═════ Input material ═════

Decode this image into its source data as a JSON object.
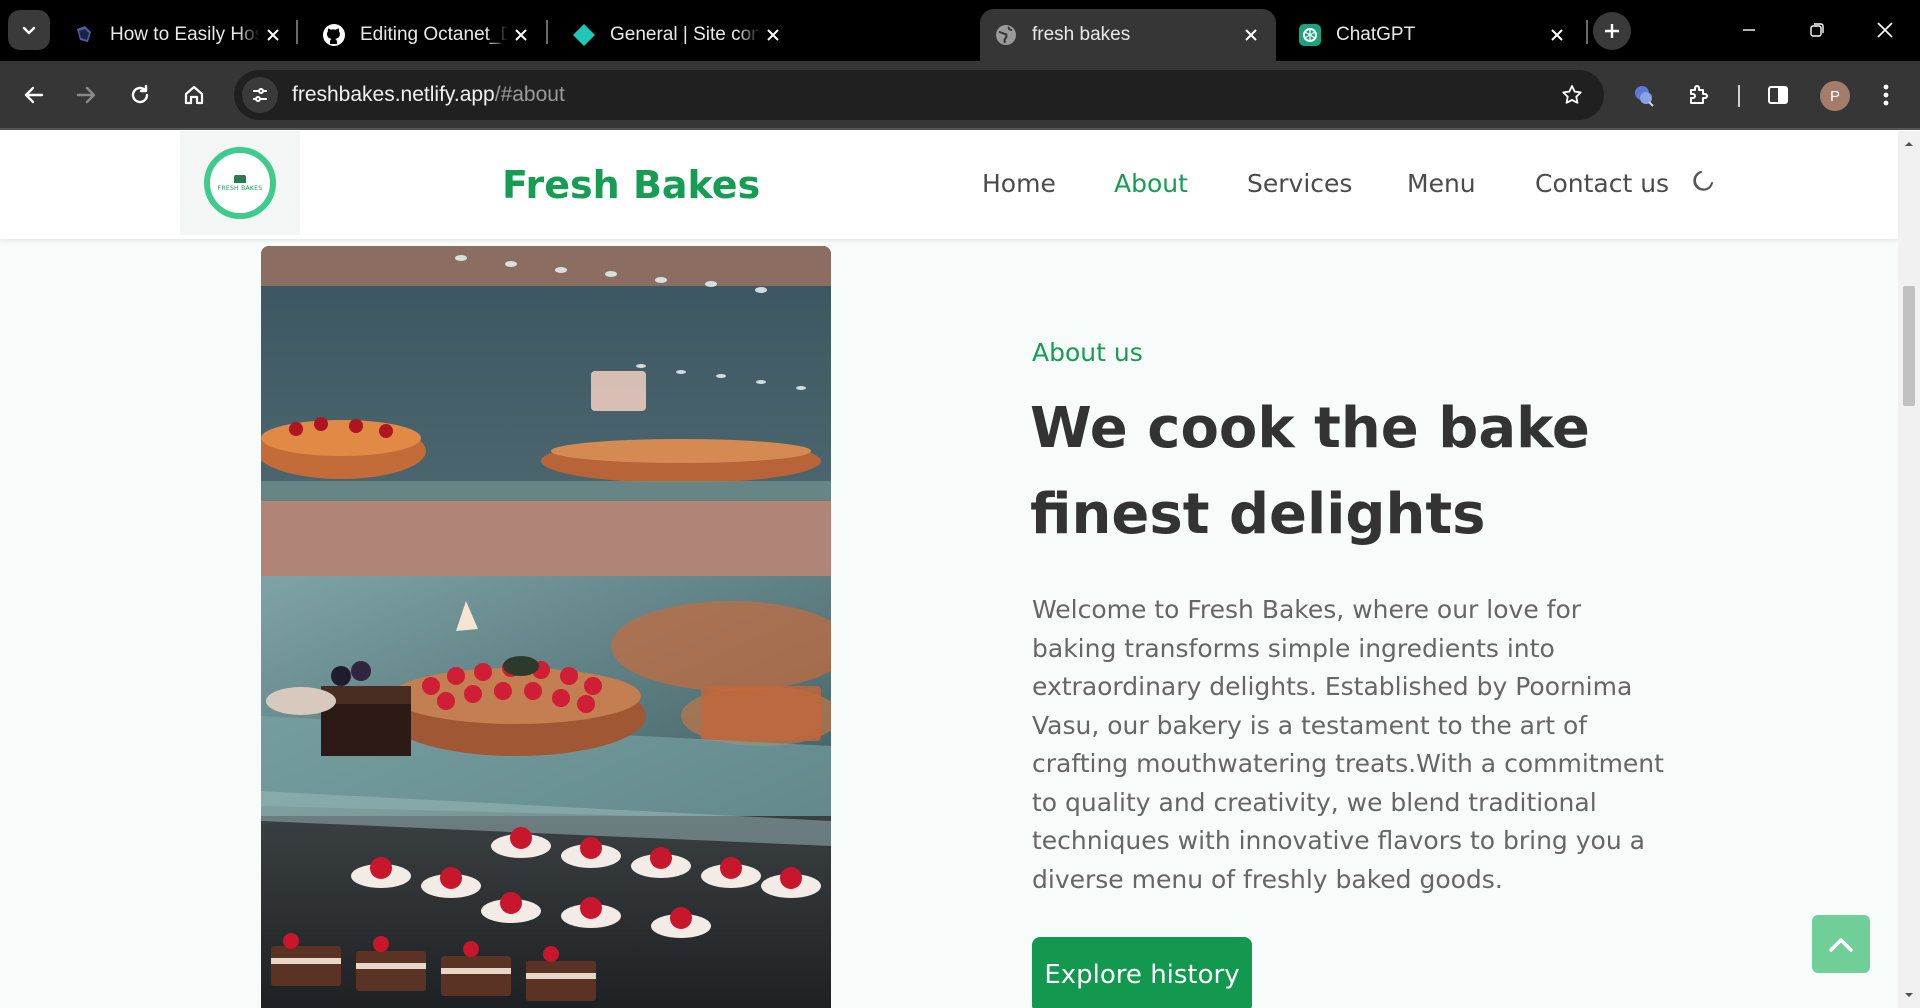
{
  "browser": {
    "tabs": [
      {
        "title": "How to Easily Host a Website",
        "favicon": "dev-icon",
        "active": false
      },
      {
        "title": "Editing Octanet_December",
        "favicon": "github-icon",
        "active": false
      },
      {
        "title": "General | Site configuration",
        "favicon": "netlify-icon",
        "active": false
      },
      {
        "title": "fresh bakes",
        "favicon": "globe-icon",
        "active": true
      },
      {
        "title": "ChatGPT",
        "favicon": "chatgpt-icon",
        "active": false
      }
    ],
    "url_host": "freshbakes.netlify.app",
    "url_path": "/#about",
    "profile_initial": "P"
  },
  "site": {
    "logo_text": "FRESH BAKES",
    "brand": "Fresh Bakes",
    "nav": [
      {
        "label": "Home",
        "active": false
      },
      {
        "label": "About",
        "active": true
      },
      {
        "label": "Services",
        "active": false
      },
      {
        "label": "Menu",
        "active": false
      },
      {
        "label": "Contact us",
        "active": false
      }
    ],
    "about": {
      "eyebrow": "About us",
      "headline": "We cook the bake finest delights",
      "body": "Welcome to Fresh Bakes, where our love for baking transforms simple ingredients into extraordinary delights. Established by Poornima Vasu, our bakery is a testament to the art of crafting mouthwatering treats.With a commitment to quality and creativity, we blend traditional techniques with innovative flavors to bring you a diverse menu of freshly baked goods.",
      "cta": "Explore history"
    }
  },
  "colors": {
    "brand_green": "#169c53",
    "button_green": "#12994f",
    "to_top_green": "#6fcf97"
  }
}
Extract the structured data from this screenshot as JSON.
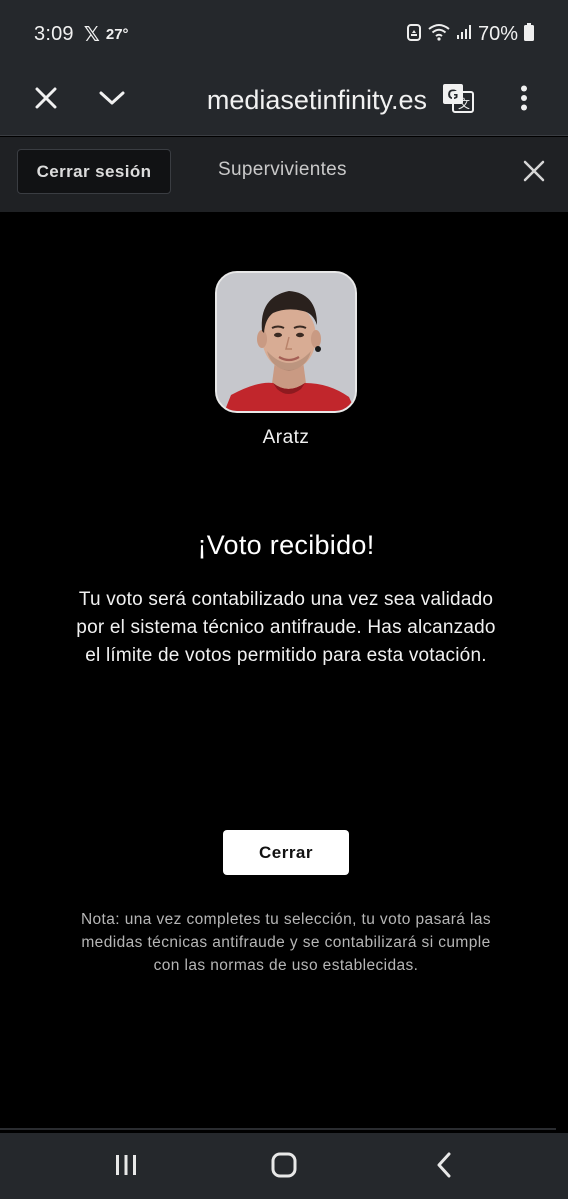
{
  "status_bar": {
    "time": "3:09",
    "x_glyph": "𝕏",
    "temperature": "27°",
    "battery_percent": "70%",
    "icons": [
      "recycle-notification-icon",
      "wifi-icon",
      "signal-icon",
      "battery-icon"
    ]
  },
  "browser": {
    "url": "mediasetinfinity.es",
    "icons": [
      "close-icon",
      "chevron-down-icon",
      "translate-icon",
      "more-vert-icon"
    ]
  },
  "page_header": {
    "logout_label": "Cerrar sesión",
    "title": "Supervivientes"
  },
  "vote": {
    "contestant_name": "Aratz",
    "title": "¡Voto recibido!",
    "message": "Tu voto será contabilizado una vez sea validado por el sistema técnico antifraude. Has alcanzado el límite de votos permitido para esta votación.",
    "close_label": "Cerrar",
    "note": "Nota: una vez completes tu selección, tu voto pasará las medidas técnicas antifraude y se contabilizará si cumple con las normas de uso establecidas."
  },
  "navbar": {
    "icons": [
      "recent-apps-icon",
      "home-icon",
      "back-icon"
    ]
  },
  "colors": {
    "chrome_bg": "#25282c",
    "page_bg": "#000000",
    "header_bg": "#1f2124",
    "jersey_red": "#c1262c"
  }
}
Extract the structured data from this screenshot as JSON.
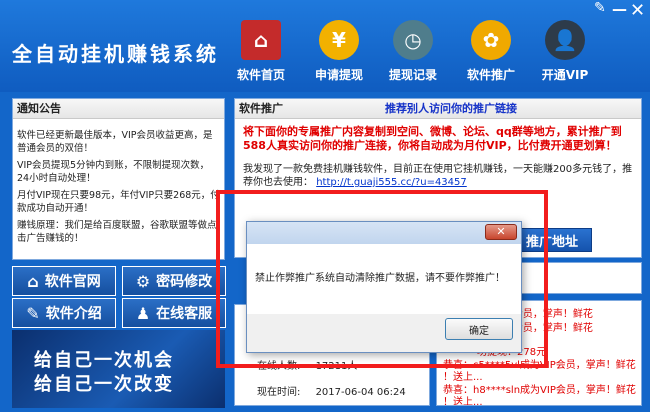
{
  "window": {
    "title": "全自动挂机赚钱系统",
    "skin_icon": "pen-icon",
    "close_glyph": "✕"
  },
  "nav": [
    {
      "label": "软件首页",
      "icon": "home-icon"
    },
    {
      "label": "申请提现",
      "icon": "yen-icon"
    },
    {
      "label": "提现记录",
      "icon": "clock-icon"
    },
    {
      "label": "软件推广",
      "icon": "flower-icon"
    },
    {
      "label": "开通VIP",
      "icon": "user-icon"
    }
  ],
  "notice": {
    "title": "通知公告",
    "paragraphs": [
      "软件已经更新最佳版本，VIP会员收益更高，是普通会员的双倍！",
      "VIP会员提现5分钟内到账，不限制提现次数，24小时自动处理！",
      "月付VIP现在只要98元，年付VIP只要268元，付款成功自动开通！",
      "赚钱原理：我们是给百度联盟，谷歌联盟等做点击广告赚钱的！"
    ]
  },
  "buttons": {
    "official_site": "软件官网",
    "change_password": "密码修改",
    "introduction": "软件介绍",
    "online_service": "在线客服"
  },
  "banner": {
    "line1": "给自己一次机会",
    "line2": "给自己一次改变"
  },
  "promo": {
    "tab": "软件推广",
    "heading": "推荐别人访问你的推广链接",
    "red_text": "将下面你的专属推广内容复制到空间、微博、论坛、qq群等地方，累计推广到588人真实访问你的推广连接，你将自动成为月付VIP，比付费开通更划算！",
    "share_text": "我发现了一款免费挂机赚钱软件，目前正在使用它挂机赚钱，一天能赚200多元钱了，推荐你也去使用：",
    "link": "http://t.guaji555.cc/?u=43457",
    "address_button": "推广地址"
  },
  "stats": {
    "online_label": "在线人数:",
    "online_value": "17211人",
    "time_label": "现在时间:",
    "time_value": "2017-06-04 06:24"
  },
  "ticker": [
    "成为VIP会员，掌声！鲜花",
    "成为VIP会员，掌声！鲜花",
    "功提现：278元",
    "恭喜：c5****5vl成为VIP会员，掌声！鲜花",
    "！送上...",
    "恭喜：h8****sln成为VIP会员，掌声！鲜花",
    "！送上..."
  ],
  "dialog": {
    "message": "禁止作弊推广系统自动清除推广数据，请不要作弊推广！",
    "ok": "确定"
  }
}
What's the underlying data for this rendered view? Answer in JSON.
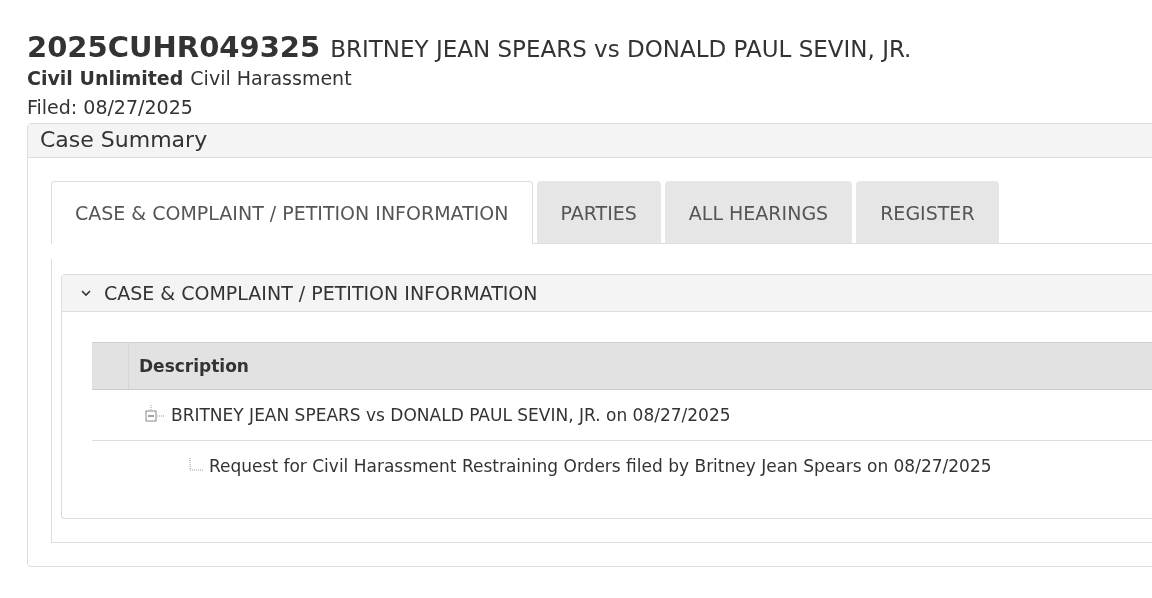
{
  "case": {
    "number": "2025CUHR049325",
    "title": "BRITNEY JEAN SPEARS vs DONALD PAUL SEVIN, JR.",
    "category": "Civil Unlimited",
    "type": "Civil Harassment",
    "filed": "Filed: 08/27/2025"
  },
  "panel": {
    "title": "Case Summary"
  },
  "tabs": [
    {
      "label": "CASE & COMPLAINT / PETITION INFORMATION",
      "selected": true
    },
    {
      "label": "PARTIES",
      "selected": false
    },
    {
      "label": "ALL HEARINGS",
      "selected": false
    },
    {
      "label": "REGISTER",
      "selected": false
    }
  ],
  "section": {
    "title": "CASE & COMPLAINT / PETITION INFORMATION",
    "expanded": true
  },
  "table": {
    "columns": [
      "Description"
    ],
    "tree": [
      {
        "text": "BRITNEY JEAN SPEARS vs DONALD PAUL SEVIN, JR. on 08/27/2025",
        "expanded": true,
        "children": [
          {
            "text": "Request for Civil Harassment Restraining Orders filed by Britney Jean Spears on 08/27/2025"
          }
        ]
      }
    ]
  }
}
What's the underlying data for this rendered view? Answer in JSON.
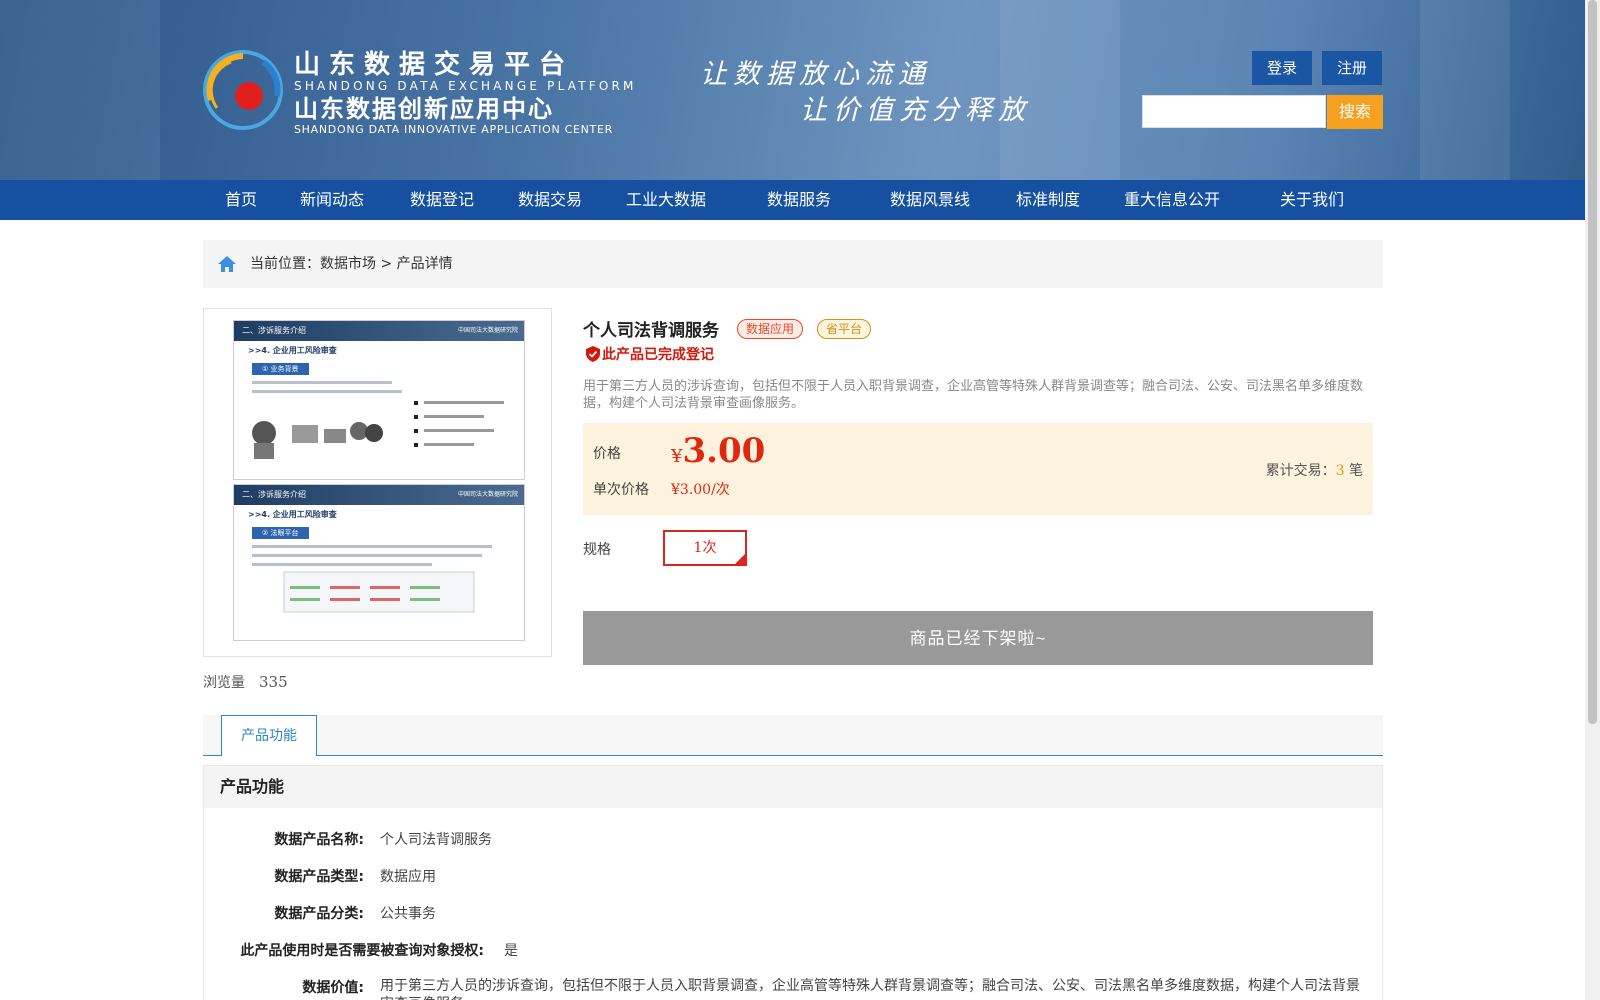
{
  "header": {
    "brand_cn_1": "山东数据交易平台",
    "brand_en_1": "SHANDONG DATA EXCHANGE PLATFORM",
    "brand_cn_2": "山东数据创新应用中心",
    "brand_en_2": "SHANDONG DATA INNOVATIVE APPLICATION CENTER",
    "slogan_1": "让数据放心流通",
    "slogan_2": "让价值充分释放",
    "login_label": "登录",
    "register_label": "注册",
    "search_placeholder": "",
    "search_label": "搜索"
  },
  "nav": [
    "首页",
    "新闻动态",
    "数据登记",
    "数据交易",
    "工业大数据",
    "数据服务",
    "数据风景线",
    "标准制度",
    "重大信息公开",
    "关于我们"
  ],
  "breadcrumb": {
    "prefix": "当前位置：",
    "market": "数据市场",
    "sep": ">",
    "current": "产品详情"
  },
  "image_slides": {
    "slide1_title": "二、涉诉服务介绍",
    "slide1_sub": ">>4. 企业用工风险审查",
    "slide1_pill": "① 业务背景",
    "slide2_title": "二、涉诉服务介绍",
    "slide2_sub": ">>4. 企业用工风险审查",
    "slide2_pill": "② 法眼平台",
    "org": "中国司法大数据研究院"
  },
  "views": {
    "label": "浏览量",
    "count": "335"
  },
  "product": {
    "title": "个人司法背调服务",
    "tag_1": "数据应用",
    "tag_2": "省平台",
    "registered": "此产品已完成登记",
    "description": "用于第三方人员的涉诉查询，包括但不限于人员入职背景调查，企业高管等特殊人群背景调查等；融合司法、公安、司法黑名单多维度数据，构建个人司法背景审查画像服务。",
    "price_label": "价格",
    "price_symbol": "¥",
    "price": "3.00",
    "unit_label": "单次价格",
    "unit_price": "¥3.00/次",
    "total_label": "累计交易：",
    "total_count": "3",
    "total_unit": "笔",
    "spec_label": "规格",
    "spec_option": "1次",
    "offline_label": "商品已经下架啦~"
  },
  "tabs": {
    "active": "产品功能"
  },
  "section": {
    "title": "产品功能",
    "rows": [
      {
        "k": "数据产品名称:",
        "v": "个人司法背调服务"
      },
      {
        "k": "数据产品类型:",
        "v": "数据应用"
      },
      {
        "k": "数据产品分类:",
        "v": "公共事务"
      },
      {
        "k": "此产品使用时是否需要被查询对象授权:",
        "v": "是"
      },
      {
        "k": "数据价值:",
        "v": "用于第三方人员的涉诉查询，包括但不限于人员入职背景调查，企业高管等特殊人群背景调查等；融合司法、公安、司法黑名单多维度数据，构建个人司法背景审查画像服务。"
      }
    ]
  },
  "colors": {
    "nav_bg": "#1650a0",
    "accent_orange": "#f5a01e",
    "price_red": "#e0280f",
    "tab_blue": "#2d87c8"
  }
}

═════

◆ Objective: The answer should be a single number: the count of lines in the data that include the string "SHANDONG".

◆ Output: 2